● **WHAT IS BEING ASKED**
Give only the number of lines in the records that include the string "EURO".
--- PROVIDED DATA ---
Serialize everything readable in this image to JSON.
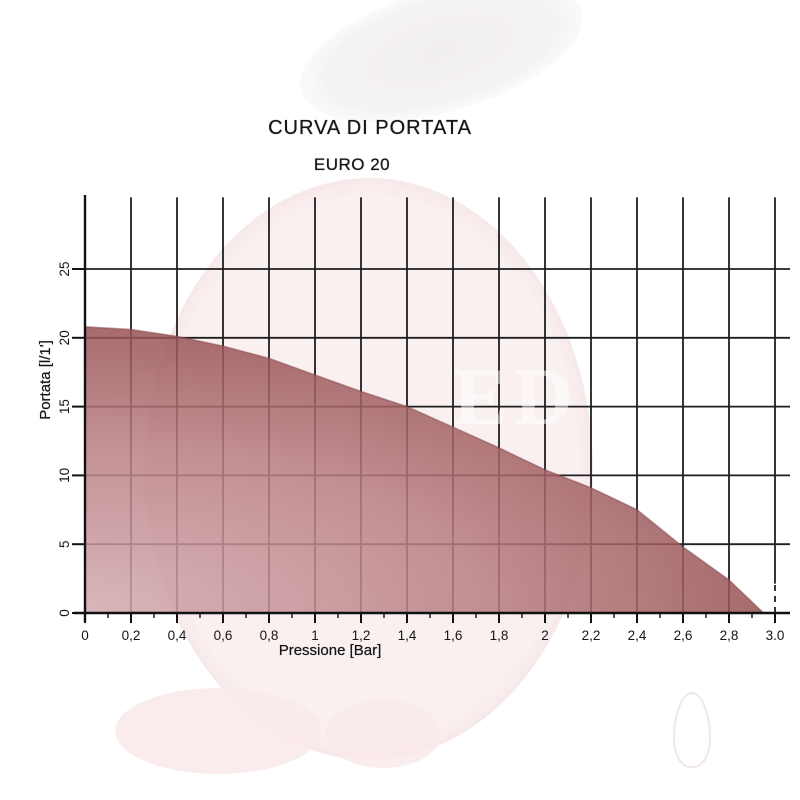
{
  "header": {
    "title": "CURVA DI PORTATA",
    "subtitle": "EURO 20"
  },
  "watermark": {
    "letters": "ED"
  },
  "chart_data": {
    "type": "area",
    "title": "CURVA DI PORTATA",
    "subtitle": "EURO 20",
    "xlabel": "Pressione [Bar]",
    "ylabel": "Portata [l/1']",
    "xlim": [
      0,
      3.0
    ],
    "ylim": [
      0,
      30
    ],
    "grid": true,
    "legend": "none",
    "x_tick_step": 0.2,
    "x_minor_tick_step": 0.1,
    "x_ticks": [
      0,
      0.2,
      0.4,
      0.6,
      0.8,
      1.0,
      1.2,
      1.4,
      1.6,
      1.8,
      2.0,
      2.2,
      2.4,
      2.6,
      2.8,
      3.0
    ],
    "x_tick_labels": [
      "0",
      "0,2",
      "0,4",
      "0,6",
      "0,8",
      "1",
      "1,2",
      "1,4",
      "1,6",
      "1,8",
      "2",
      "2,2",
      "2,4",
      "2,6",
      "2,8",
      "3.0"
    ],
    "y_ticks": [
      0,
      5,
      10,
      15,
      20,
      25
    ],
    "y_tick_labels": [
      "0",
      "5",
      "10",
      "15",
      "20",
      "25"
    ],
    "series": [
      {
        "name": "EURO 20",
        "points": [
          [
            0,
            20.8
          ],
          [
            0.2,
            20.6
          ],
          [
            0.4,
            20.1
          ],
          [
            0.6,
            19.4
          ],
          [
            0.8,
            18.5
          ],
          [
            1.0,
            17.3
          ],
          [
            1.2,
            16.1
          ],
          [
            1.4,
            15.0
          ],
          [
            1.6,
            13.5
          ],
          [
            1.8,
            12.0
          ],
          [
            2.0,
            10.4
          ],
          [
            2.2,
            9.1
          ],
          [
            2.4,
            7.5
          ],
          [
            2.6,
            4.8
          ],
          [
            2.8,
            2.4
          ],
          [
            2.95,
            0
          ]
        ]
      }
    ],
    "colors": {
      "grid": "#1f1f1f",
      "axis": "#111111",
      "text": "#161616",
      "edge": "#8e4a4c",
      "fill_stops": [
        {
          "offset": 0,
          "color": "#d2a9ae"
        },
        {
          "offset": 0.45,
          "color": "#b97f83"
        },
        {
          "offset": 0.8,
          "color": "#954e50"
        },
        {
          "offset": 1,
          "color": "#8c4345"
        }
      ]
    }
  }
}
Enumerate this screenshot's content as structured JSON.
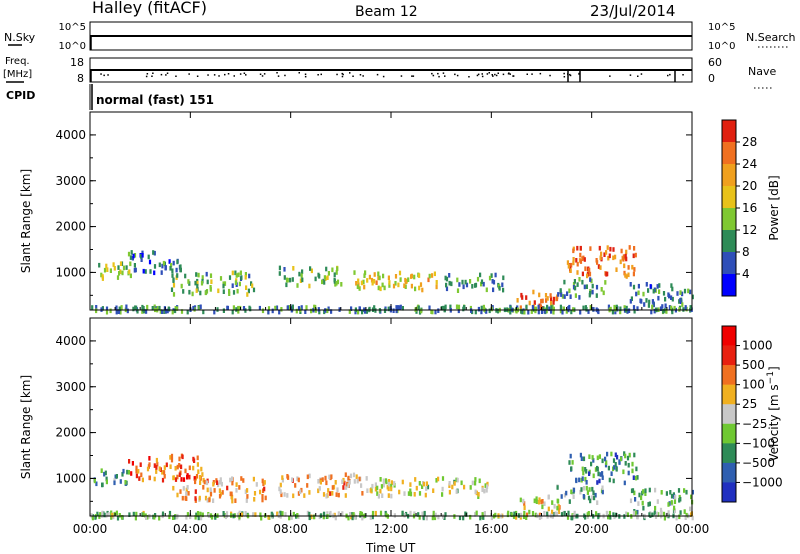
{
  "header": {
    "station": "Halley (fitACF)",
    "beam": "Beam 12",
    "date": "23/Jul/2014"
  },
  "panels": {
    "nsky": {
      "left_label": "N.Sky",
      "right_label": "N.Search",
      "left_ticks": [
        "10^5",
        "10^0"
      ],
      "right_ticks": [
        "10^5",
        "10^0"
      ]
    },
    "freq": {
      "left_label_1": "Freq.",
      "left_label_2": "[MHz]",
      "right_label": "Nave",
      "left_ticks": [
        "18",
        "8"
      ],
      "right_ticks": [
        "60",
        "0"
      ]
    },
    "cpid": {
      "label": "CPID",
      "text": "normal (fast) 151"
    }
  },
  "chart_data": [
    {
      "type": "heatmap",
      "name": "power",
      "ylabel": "Slant Range [km]",
      "yticks": [
        "1000",
        "2000",
        "3000",
        "4000"
      ],
      "ylim": [
        180,
        4500
      ],
      "xlim": [
        0,
        24
      ],
      "xticks": [
        "00:00",
        "04:00",
        "08:00",
        "12:00",
        "16:00",
        "20:00",
        "00:00"
      ],
      "colorbar": {
        "label": "Power [dB]",
        "ticks": [
          "4",
          "8",
          "12",
          "16",
          "20",
          "24",
          "28"
        ],
        "colors": [
          "#0000ff",
          "#2f4fb8",
          "#2e8b57",
          "#7fc832",
          "#e8c21a",
          "#f0a01e",
          "#f07020",
          "#e02010"
        ]
      },
      "blobs": [
        {
          "t0": 0.0,
          "t1": 1.6,
          "r0": 900,
          "r1": 1250,
          "level": 0.45
        },
        {
          "t0": 1.5,
          "t1": 3.6,
          "r0": 1000,
          "r1": 1500,
          "level": 0.25
        },
        {
          "t0": 3.2,
          "t1": 6.5,
          "r0": 550,
          "r1": 1050,
          "level": 0.4
        },
        {
          "t0": 7.5,
          "t1": 10.0,
          "r0": 750,
          "r1": 1150,
          "level": 0.35
        },
        {
          "t0": 10.5,
          "t1": 14.0,
          "r0": 650,
          "r1": 1050,
          "level": 0.6
        },
        {
          "t0": 14.0,
          "t1": 16.5,
          "r0": 650,
          "r1": 1000,
          "level": 0.3
        },
        {
          "t0": 17.0,
          "t1": 18.7,
          "r0": 250,
          "r1": 650,
          "level": 0.85
        },
        {
          "t0": 19.0,
          "t1": 21.8,
          "r0": 950,
          "r1": 1600,
          "level": 0.8
        },
        {
          "t0": 18.5,
          "t1": 20.5,
          "r0": 500,
          "r1": 900,
          "level": 0.3
        },
        {
          "t0": 21.5,
          "t1": 24.0,
          "r0": 300,
          "r1": 800,
          "level": 0.25
        },
        {
          "t0": 0.0,
          "t1": 24.0,
          "r0": 180,
          "r1": 300,
          "level": 0.3
        }
      ]
    },
    {
      "type": "heatmap",
      "name": "velocity",
      "ylabel": "Slant Range [km]",
      "yticks": [
        "1000",
        "2000",
        "3000",
        "4000"
      ],
      "ylim": [
        180,
        4500
      ],
      "xlim": [
        0,
        24
      ],
      "xticks": [
        "00:00",
        "04:00",
        "08:00",
        "12:00",
        "16:00",
        "20:00",
        "00:00"
      ],
      "xlabel": "Time UT",
      "colorbar": {
        "label": "Velocity [m s^-1]",
        "ticks": [
          "1000",
          "500",
          "100",
          "25",
          "-25",
          "-100",
          "-500",
          "-1000"
        ],
        "colors": [
          "#2030c0",
          "#2f5fb0",
          "#2e8b57",
          "#6fc832",
          "#c8c8c8",
          "#f0b020",
          "#f07020",
          "#e82010",
          "#f00000"
        ]
      },
      "blobs": [
        {
          "t0": 0.0,
          "t1": 1.6,
          "r0": 900,
          "r1": 1250,
          "level": 0.3
        },
        {
          "t0": 1.5,
          "t1": 4.5,
          "r0": 1000,
          "r1": 1550,
          "level": 0.75
        },
        {
          "t0": 3.2,
          "t1": 7.0,
          "r0": 550,
          "r1": 1050,
          "level": 0.65
        },
        {
          "t0": 7.5,
          "t1": 11.0,
          "r0": 650,
          "r1": 1150,
          "level": 0.62
        },
        {
          "t0": 11.0,
          "t1": 16.0,
          "r0": 650,
          "r1": 1050,
          "level": 0.48
        },
        {
          "t0": 17.0,
          "t1": 18.7,
          "r0": 250,
          "r1": 650,
          "level": 0.55
        },
        {
          "t0": 19.0,
          "t1": 21.8,
          "r0": 950,
          "r1": 1600,
          "level": 0.25
        },
        {
          "t0": 18.5,
          "t1": 20.5,
          "r0": 500,
          "r1": 900,
          "level": 0.35
        },
        {
          "t0": 21.5,
          "t1": 24.0,
          "r0": 300,
          "r1": 800,
          "level": 0.35
        },
        {
          "t0": 0.0,
          "t1": 24.0,
          "r0": 180,
          "r1": 300,
          "level": 0.4
        }
      ]
    }
  ]
}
---
● **ANSWER TO THE PROBLEM**
3